[Begin]
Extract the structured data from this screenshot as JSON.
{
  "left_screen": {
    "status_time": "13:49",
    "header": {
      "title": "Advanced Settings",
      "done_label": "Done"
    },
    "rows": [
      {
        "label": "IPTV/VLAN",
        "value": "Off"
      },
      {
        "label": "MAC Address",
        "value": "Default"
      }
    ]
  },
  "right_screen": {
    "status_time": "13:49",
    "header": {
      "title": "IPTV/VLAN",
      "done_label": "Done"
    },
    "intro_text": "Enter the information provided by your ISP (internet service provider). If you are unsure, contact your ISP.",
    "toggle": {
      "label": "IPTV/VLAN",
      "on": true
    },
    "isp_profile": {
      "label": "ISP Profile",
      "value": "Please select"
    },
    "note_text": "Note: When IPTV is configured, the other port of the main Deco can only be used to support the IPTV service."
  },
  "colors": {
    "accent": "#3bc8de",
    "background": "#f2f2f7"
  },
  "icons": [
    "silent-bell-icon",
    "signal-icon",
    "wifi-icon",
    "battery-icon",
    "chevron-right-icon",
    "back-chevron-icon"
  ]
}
[End]
__Task to complete__
Among the entries above, how many lines hold the string "value"? Give the number by itself.

__Finished exercise__
3